[Your objective] Search the material and gather each line with "screenshot" in it.

===============

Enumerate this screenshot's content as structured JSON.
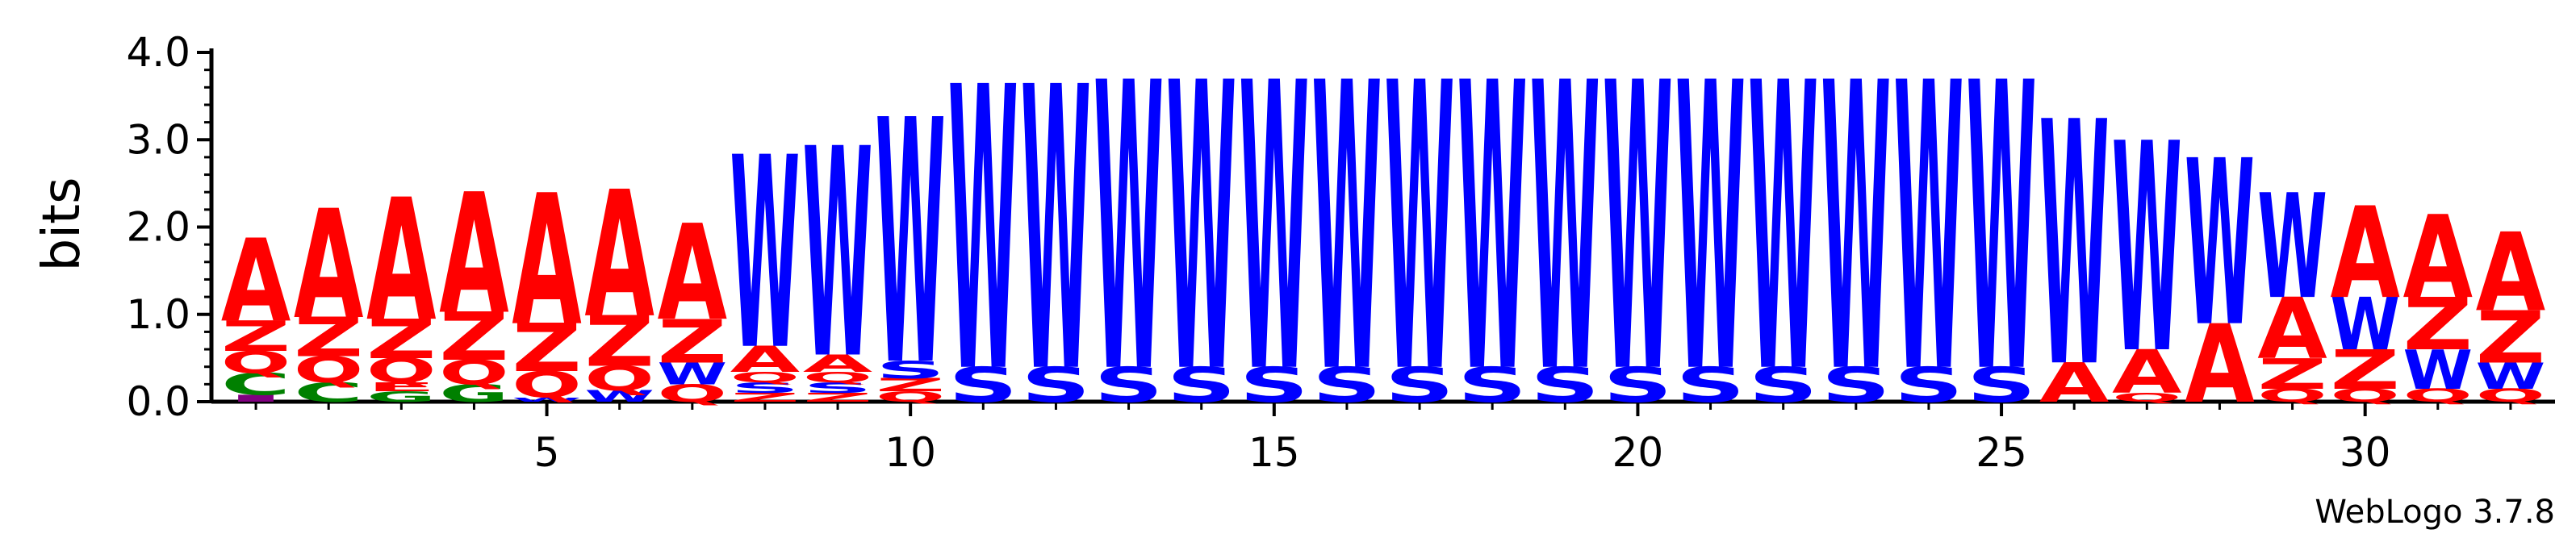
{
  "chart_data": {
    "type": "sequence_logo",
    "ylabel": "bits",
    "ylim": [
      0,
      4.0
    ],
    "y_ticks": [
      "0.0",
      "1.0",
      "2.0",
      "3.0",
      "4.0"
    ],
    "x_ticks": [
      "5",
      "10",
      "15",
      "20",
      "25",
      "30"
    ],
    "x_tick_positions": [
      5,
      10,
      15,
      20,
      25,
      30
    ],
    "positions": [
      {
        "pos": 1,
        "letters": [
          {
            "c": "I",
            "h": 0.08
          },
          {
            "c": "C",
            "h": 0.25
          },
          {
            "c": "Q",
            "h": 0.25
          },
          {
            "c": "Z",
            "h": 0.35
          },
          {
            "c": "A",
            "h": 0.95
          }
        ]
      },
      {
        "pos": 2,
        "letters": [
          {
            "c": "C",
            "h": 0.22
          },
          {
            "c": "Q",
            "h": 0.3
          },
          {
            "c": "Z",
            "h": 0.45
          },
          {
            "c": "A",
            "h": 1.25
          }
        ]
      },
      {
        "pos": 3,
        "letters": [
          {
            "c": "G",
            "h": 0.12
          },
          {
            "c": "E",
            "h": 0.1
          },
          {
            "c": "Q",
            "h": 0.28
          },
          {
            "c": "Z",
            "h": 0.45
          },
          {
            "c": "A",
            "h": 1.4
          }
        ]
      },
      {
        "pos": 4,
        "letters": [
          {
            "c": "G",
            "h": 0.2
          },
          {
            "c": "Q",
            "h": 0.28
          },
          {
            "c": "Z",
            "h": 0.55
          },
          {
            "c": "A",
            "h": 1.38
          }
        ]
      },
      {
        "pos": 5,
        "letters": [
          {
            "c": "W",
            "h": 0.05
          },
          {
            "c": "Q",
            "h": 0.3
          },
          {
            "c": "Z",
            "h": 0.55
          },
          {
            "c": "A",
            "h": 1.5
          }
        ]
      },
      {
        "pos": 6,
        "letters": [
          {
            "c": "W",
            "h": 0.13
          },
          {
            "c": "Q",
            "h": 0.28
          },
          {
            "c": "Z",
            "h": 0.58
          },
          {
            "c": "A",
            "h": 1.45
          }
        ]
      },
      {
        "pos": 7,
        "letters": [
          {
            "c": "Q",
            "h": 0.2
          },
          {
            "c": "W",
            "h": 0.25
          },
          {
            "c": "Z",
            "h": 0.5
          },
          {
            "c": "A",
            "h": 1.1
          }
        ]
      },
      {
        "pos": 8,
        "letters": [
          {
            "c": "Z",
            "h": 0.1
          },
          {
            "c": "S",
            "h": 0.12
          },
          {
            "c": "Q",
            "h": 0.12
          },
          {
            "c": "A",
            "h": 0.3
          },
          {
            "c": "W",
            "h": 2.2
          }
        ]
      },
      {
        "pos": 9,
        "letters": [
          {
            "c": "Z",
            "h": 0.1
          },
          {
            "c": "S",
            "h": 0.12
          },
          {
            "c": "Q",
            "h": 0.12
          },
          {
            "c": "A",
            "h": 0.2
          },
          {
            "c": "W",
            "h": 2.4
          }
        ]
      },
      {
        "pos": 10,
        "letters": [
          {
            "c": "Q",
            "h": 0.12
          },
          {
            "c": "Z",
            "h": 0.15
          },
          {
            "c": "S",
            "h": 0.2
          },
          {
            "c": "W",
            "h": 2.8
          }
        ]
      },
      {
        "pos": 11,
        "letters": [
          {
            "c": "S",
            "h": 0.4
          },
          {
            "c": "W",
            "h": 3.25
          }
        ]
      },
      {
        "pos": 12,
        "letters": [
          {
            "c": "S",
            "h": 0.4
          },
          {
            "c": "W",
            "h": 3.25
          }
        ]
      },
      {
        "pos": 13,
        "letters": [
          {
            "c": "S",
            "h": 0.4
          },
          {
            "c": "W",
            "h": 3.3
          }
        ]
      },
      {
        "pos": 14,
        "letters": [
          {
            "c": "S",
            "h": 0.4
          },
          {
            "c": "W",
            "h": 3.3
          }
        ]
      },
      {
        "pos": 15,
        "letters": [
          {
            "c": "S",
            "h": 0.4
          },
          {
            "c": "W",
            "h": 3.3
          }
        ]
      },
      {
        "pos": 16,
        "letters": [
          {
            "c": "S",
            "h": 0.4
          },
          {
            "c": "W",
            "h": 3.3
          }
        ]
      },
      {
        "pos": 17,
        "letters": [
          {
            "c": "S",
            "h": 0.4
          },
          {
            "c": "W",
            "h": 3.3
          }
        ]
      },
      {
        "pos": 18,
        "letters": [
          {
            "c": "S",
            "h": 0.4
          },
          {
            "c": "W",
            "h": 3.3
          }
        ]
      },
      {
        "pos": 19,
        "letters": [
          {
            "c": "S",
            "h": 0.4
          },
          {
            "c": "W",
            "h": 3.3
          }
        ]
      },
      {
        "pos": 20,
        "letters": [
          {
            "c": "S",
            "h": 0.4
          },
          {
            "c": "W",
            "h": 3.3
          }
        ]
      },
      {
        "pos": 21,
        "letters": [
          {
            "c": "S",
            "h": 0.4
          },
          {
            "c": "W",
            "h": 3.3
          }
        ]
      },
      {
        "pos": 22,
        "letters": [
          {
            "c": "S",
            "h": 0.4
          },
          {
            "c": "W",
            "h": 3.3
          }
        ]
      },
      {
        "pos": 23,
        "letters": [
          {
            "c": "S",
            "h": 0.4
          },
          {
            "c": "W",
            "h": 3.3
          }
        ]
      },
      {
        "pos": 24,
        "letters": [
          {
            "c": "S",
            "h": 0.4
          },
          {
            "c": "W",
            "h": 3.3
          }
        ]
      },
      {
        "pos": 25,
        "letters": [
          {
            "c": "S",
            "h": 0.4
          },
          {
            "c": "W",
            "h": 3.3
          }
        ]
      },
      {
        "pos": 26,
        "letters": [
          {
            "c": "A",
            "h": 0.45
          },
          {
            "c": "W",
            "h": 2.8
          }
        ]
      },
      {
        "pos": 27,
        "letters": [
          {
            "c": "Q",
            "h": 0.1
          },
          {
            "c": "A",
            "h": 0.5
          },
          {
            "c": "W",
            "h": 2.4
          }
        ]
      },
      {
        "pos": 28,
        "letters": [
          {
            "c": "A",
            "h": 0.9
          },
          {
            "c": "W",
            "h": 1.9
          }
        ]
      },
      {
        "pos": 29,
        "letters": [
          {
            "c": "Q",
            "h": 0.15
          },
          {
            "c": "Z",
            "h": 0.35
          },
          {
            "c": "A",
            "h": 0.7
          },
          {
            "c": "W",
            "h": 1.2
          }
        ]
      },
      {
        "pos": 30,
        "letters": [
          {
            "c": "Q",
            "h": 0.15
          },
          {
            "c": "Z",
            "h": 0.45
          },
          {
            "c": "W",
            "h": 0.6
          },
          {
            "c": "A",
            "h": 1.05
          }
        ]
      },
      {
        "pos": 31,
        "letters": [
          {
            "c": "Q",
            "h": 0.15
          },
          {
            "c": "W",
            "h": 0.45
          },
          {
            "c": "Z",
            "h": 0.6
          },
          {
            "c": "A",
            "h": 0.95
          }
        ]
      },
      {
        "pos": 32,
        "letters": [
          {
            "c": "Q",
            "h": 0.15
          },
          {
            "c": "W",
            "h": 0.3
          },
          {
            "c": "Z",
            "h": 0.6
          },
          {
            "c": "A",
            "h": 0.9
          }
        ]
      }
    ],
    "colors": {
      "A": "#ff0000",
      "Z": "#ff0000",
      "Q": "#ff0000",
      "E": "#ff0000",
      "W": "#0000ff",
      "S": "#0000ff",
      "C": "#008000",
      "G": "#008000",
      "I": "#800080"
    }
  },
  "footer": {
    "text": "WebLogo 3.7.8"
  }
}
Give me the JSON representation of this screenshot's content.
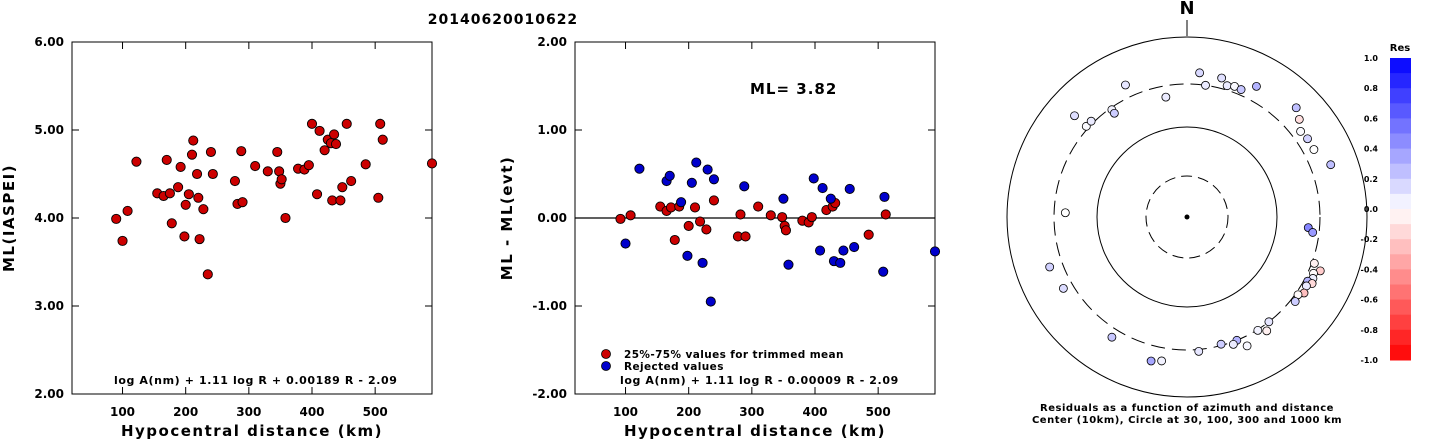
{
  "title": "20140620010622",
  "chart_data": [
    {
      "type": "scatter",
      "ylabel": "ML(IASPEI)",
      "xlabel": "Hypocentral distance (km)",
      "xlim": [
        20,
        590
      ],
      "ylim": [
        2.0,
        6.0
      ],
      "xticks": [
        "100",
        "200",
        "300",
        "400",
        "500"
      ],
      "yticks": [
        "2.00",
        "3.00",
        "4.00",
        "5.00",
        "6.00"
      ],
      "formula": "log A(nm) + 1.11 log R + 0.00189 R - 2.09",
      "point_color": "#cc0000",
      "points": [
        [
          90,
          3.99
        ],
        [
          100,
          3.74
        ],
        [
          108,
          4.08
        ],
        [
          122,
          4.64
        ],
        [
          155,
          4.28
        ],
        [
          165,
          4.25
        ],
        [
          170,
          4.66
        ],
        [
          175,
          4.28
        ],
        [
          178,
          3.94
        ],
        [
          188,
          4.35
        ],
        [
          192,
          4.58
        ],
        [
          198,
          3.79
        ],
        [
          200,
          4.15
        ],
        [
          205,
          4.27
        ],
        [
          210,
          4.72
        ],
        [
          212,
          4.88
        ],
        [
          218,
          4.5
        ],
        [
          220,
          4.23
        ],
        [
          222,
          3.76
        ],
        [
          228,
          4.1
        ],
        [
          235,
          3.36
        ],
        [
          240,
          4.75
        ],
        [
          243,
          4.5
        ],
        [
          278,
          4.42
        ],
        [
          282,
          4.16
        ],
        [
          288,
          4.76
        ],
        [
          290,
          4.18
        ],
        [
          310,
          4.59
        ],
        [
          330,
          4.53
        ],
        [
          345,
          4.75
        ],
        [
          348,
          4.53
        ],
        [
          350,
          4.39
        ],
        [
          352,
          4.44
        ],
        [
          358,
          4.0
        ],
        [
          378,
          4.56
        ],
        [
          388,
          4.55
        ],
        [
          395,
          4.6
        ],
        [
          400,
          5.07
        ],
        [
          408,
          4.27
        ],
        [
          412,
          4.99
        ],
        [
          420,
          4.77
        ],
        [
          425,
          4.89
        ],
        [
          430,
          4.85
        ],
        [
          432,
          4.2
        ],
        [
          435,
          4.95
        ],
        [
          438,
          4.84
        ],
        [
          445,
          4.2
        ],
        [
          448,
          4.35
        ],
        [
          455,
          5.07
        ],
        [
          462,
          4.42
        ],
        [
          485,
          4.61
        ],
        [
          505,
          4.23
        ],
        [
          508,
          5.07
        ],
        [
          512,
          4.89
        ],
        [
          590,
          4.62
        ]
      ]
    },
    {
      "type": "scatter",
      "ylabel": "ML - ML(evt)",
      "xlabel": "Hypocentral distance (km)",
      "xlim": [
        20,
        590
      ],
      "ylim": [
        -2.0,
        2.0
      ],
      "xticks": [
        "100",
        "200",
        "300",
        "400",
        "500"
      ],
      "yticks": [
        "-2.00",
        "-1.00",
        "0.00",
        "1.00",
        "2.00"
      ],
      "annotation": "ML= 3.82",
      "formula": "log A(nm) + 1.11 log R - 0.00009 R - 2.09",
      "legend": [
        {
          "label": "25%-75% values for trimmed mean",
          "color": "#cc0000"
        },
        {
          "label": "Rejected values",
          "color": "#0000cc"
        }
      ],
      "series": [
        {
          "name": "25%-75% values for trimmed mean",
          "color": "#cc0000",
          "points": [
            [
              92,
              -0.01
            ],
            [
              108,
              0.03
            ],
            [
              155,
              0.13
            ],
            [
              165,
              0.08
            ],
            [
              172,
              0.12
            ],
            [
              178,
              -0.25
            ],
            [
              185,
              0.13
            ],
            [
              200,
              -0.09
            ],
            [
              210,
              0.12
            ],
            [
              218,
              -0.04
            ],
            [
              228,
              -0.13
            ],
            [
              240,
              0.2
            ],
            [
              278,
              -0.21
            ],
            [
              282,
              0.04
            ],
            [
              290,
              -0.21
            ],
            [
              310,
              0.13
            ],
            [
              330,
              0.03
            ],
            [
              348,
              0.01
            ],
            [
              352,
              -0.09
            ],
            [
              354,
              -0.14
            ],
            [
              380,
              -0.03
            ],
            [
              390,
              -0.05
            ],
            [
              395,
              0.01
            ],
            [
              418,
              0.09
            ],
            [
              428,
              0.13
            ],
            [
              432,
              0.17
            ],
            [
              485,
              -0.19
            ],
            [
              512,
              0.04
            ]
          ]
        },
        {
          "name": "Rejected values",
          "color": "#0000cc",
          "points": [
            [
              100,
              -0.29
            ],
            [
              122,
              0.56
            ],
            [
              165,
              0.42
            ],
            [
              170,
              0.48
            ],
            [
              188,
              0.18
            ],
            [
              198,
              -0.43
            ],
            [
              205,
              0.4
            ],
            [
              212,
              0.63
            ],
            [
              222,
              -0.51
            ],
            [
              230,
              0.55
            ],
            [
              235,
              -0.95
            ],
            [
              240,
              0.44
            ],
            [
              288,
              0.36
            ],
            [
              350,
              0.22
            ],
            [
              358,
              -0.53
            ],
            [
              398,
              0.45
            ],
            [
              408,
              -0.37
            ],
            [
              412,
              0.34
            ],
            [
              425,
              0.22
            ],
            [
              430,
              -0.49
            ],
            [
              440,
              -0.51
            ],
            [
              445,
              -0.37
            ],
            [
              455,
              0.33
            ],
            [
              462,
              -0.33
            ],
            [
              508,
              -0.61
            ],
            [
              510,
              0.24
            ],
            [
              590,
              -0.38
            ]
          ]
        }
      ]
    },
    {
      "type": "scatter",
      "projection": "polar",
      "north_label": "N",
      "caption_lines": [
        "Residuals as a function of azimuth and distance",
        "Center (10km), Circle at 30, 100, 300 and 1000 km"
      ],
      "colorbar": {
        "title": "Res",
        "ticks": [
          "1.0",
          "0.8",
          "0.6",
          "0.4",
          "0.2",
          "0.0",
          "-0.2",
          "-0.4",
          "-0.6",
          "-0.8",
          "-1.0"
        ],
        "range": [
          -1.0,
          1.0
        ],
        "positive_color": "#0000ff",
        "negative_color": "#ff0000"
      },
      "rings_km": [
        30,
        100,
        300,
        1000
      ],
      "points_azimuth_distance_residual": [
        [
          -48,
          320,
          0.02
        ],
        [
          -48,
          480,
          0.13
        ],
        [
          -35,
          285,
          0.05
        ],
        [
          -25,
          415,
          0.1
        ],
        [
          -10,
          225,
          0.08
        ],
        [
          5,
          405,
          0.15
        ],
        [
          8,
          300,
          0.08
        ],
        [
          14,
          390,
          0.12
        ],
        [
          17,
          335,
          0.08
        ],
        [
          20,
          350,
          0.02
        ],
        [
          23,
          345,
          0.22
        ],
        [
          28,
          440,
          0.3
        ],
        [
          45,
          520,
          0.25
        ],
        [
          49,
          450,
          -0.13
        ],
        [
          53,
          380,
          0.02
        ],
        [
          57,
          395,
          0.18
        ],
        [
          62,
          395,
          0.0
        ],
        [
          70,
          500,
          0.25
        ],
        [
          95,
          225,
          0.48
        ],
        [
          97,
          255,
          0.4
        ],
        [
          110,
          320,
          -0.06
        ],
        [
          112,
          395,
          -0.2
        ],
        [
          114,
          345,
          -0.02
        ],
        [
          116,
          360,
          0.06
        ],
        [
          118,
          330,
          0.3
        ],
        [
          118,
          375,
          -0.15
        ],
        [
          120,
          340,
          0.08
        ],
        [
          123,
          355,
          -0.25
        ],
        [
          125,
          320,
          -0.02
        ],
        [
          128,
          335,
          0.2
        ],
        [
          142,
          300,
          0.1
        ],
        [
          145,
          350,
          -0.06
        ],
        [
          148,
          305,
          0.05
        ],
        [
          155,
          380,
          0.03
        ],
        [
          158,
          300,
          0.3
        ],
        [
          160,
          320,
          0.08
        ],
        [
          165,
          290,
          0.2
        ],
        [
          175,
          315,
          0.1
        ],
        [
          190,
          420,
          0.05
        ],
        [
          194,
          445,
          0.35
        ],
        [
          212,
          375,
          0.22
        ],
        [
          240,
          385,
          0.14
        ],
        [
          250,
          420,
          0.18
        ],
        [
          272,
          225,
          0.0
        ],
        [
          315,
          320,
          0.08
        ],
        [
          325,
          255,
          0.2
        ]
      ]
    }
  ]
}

===============

[Solution to the problem]
Enumerate this screenshot's content as structured JSON.
Give me the JSON representation of this screenshot's content.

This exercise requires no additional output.